Goal of the exercise:
Draw out every line with the word "Севастополя" from the listing below.

Dataset rows:

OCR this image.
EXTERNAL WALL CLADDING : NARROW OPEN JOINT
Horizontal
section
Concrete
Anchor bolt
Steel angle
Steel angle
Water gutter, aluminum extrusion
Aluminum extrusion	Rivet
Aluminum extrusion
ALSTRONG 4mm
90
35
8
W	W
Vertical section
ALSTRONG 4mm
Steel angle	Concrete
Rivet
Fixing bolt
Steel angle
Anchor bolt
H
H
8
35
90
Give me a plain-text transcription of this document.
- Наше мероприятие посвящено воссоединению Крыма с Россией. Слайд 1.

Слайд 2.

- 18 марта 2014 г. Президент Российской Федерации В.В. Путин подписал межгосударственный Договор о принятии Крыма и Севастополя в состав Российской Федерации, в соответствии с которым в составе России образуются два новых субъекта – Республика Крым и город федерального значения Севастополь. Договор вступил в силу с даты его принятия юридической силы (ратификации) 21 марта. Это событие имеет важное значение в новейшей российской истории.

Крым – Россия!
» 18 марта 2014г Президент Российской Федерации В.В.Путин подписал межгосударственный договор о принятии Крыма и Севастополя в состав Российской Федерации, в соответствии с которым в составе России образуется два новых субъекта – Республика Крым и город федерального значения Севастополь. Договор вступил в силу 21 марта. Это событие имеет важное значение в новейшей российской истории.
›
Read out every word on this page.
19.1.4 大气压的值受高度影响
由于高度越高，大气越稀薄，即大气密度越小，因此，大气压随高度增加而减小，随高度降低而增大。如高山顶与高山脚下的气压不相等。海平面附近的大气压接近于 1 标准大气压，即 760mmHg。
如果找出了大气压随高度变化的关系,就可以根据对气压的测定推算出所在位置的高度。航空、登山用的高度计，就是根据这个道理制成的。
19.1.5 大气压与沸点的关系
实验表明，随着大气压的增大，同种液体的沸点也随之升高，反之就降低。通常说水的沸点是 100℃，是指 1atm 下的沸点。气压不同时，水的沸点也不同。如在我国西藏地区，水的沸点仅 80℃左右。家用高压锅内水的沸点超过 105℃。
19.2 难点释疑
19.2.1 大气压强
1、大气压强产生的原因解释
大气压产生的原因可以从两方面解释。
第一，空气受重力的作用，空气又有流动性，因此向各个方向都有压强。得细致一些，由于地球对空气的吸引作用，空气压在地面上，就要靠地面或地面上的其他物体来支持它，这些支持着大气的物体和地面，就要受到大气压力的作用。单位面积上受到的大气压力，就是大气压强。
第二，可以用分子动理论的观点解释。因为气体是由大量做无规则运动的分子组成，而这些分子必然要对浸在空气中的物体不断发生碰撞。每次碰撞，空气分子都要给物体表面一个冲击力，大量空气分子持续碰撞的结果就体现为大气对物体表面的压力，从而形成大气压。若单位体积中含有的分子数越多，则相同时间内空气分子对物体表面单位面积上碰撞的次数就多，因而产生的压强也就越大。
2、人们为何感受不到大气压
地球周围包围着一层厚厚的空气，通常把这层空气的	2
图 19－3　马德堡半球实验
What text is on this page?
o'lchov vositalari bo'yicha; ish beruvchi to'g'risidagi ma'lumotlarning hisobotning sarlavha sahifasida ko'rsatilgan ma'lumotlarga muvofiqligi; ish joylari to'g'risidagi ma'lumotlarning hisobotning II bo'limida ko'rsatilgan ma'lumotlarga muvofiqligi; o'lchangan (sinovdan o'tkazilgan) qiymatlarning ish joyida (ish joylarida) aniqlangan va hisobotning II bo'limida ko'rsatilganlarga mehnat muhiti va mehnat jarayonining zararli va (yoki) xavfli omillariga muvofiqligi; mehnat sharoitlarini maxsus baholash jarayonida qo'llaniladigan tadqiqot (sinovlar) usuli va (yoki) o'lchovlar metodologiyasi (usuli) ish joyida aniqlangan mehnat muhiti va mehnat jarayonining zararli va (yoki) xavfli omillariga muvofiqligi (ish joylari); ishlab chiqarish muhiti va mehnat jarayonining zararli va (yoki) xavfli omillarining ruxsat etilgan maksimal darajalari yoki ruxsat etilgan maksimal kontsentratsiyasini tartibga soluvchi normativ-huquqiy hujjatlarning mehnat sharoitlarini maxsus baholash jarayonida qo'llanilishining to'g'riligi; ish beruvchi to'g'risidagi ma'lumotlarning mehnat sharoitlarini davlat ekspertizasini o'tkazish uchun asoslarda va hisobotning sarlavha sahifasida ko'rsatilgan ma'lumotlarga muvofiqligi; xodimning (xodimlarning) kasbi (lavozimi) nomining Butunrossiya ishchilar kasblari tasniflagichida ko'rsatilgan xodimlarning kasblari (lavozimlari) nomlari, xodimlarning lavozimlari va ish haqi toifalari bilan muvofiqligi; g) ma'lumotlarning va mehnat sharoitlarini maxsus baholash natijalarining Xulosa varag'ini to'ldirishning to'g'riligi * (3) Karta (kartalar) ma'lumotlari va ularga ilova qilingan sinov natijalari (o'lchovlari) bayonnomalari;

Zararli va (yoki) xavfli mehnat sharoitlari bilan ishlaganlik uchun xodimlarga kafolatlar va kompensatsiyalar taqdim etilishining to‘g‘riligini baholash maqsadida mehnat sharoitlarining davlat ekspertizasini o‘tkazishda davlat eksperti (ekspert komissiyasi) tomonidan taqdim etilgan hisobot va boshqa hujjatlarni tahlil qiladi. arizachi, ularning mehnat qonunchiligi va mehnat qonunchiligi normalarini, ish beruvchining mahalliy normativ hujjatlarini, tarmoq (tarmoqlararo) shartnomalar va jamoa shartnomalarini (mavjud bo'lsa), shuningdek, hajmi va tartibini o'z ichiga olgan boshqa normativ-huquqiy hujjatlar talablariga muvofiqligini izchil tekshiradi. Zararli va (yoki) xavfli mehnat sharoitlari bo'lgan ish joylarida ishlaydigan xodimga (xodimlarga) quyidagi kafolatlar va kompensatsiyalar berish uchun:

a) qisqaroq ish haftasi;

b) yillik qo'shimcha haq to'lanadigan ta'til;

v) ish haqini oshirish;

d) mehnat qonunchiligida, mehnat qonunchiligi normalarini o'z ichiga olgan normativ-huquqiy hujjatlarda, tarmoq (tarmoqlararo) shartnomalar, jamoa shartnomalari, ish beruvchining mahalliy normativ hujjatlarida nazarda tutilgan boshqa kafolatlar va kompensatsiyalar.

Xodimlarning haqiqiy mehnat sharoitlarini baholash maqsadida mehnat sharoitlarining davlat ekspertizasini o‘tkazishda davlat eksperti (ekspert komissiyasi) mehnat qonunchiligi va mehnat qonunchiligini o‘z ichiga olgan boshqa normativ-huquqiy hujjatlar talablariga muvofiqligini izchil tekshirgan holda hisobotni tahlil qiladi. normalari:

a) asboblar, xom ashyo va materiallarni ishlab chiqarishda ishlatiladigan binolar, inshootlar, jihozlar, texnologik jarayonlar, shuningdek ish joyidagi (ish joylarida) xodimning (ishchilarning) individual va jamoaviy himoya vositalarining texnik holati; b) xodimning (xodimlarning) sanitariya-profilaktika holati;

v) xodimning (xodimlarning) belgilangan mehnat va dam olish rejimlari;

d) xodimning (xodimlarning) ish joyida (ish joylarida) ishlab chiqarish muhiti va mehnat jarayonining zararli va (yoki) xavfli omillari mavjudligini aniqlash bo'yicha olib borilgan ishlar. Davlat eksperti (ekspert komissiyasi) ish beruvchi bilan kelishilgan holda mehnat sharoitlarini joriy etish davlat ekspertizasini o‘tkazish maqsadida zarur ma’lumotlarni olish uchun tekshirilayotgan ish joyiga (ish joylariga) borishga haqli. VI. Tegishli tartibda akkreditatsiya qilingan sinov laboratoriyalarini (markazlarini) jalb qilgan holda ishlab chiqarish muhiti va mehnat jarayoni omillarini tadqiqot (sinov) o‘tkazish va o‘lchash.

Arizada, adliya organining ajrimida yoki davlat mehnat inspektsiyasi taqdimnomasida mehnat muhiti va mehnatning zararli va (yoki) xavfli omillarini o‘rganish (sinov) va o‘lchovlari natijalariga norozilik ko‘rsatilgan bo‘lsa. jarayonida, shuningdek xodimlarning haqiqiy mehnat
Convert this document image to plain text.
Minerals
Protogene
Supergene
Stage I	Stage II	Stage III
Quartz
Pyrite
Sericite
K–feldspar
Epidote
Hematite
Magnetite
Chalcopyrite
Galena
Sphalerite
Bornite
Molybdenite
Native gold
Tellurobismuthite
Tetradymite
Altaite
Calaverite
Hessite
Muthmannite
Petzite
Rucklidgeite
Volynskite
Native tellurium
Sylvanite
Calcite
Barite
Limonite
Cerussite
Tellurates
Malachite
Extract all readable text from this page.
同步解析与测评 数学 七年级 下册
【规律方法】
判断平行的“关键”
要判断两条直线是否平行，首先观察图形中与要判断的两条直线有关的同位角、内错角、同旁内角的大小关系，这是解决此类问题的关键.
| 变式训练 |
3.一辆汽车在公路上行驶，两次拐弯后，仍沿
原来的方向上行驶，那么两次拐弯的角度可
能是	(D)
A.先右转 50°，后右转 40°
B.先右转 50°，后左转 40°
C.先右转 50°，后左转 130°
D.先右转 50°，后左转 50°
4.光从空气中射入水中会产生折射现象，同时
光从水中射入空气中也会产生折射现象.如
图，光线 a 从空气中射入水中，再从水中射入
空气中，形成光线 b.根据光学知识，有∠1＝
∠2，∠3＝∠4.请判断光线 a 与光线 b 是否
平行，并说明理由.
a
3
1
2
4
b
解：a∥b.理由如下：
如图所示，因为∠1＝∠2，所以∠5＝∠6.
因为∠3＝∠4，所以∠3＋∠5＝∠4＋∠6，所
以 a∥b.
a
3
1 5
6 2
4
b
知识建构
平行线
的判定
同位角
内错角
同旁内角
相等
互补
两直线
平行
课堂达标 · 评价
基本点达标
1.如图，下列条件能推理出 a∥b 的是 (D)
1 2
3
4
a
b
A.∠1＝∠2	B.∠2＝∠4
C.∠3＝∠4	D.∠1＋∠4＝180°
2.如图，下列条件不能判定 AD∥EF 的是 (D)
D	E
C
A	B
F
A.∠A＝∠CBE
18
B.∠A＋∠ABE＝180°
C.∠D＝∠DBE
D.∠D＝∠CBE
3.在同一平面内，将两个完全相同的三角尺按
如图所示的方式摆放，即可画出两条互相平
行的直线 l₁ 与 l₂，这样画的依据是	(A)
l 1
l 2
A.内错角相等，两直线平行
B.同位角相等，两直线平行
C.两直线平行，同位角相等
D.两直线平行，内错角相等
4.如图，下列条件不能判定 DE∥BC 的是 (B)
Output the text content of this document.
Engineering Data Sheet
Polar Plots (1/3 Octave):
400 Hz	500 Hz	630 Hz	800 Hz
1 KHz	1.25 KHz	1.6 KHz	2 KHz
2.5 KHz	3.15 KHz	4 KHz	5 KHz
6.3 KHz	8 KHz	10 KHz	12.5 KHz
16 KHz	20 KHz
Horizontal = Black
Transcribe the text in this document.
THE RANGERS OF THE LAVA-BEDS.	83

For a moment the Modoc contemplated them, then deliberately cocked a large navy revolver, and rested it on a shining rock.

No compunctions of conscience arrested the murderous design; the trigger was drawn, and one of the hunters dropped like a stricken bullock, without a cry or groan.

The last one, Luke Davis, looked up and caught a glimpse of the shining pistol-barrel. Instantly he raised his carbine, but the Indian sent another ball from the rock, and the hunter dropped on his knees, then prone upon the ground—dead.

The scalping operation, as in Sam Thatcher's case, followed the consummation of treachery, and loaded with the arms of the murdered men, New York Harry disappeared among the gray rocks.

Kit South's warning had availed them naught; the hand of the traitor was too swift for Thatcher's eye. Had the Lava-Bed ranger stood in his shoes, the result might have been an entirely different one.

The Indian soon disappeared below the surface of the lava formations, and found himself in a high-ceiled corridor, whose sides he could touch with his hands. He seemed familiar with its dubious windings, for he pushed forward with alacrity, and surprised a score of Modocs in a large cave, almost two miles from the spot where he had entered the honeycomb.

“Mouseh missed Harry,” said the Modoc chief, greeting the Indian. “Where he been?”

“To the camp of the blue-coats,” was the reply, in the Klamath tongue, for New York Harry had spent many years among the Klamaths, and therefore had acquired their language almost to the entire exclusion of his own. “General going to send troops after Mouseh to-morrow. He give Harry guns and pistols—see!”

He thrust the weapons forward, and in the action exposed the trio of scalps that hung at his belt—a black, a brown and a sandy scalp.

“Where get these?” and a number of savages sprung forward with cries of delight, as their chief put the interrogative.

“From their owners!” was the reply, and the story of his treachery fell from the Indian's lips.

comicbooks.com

Result of this exercise:
- 18 марта 2014 г. Президент Российской Федерации В.В. Путин подписал межгосударственный Договор о принятии Крыма и Севастополя в состав Российской Федерации, в соответствии с которым в составе России образуются два новых субъекта – Республика Крым и город федерального значения Севастополь. Договор вступил в силу с даты его принятия юридической силы (ратификации) 21 марта. Это событие имеет важное значение в новейшей российской истории.
» 18 марта 2014г Президент Российской Федерации В.В.Путин подписал межгосударственный договор о принятии Крыма и Севастополя в состав Российской Федерации, в соответствии с которым в составе России образуется два новых субъекта – Республика Крым и город федерального значения Севастополь. Договор вступил в силу 21 марта. Это событие имеет важное значение в новейшей российской истории.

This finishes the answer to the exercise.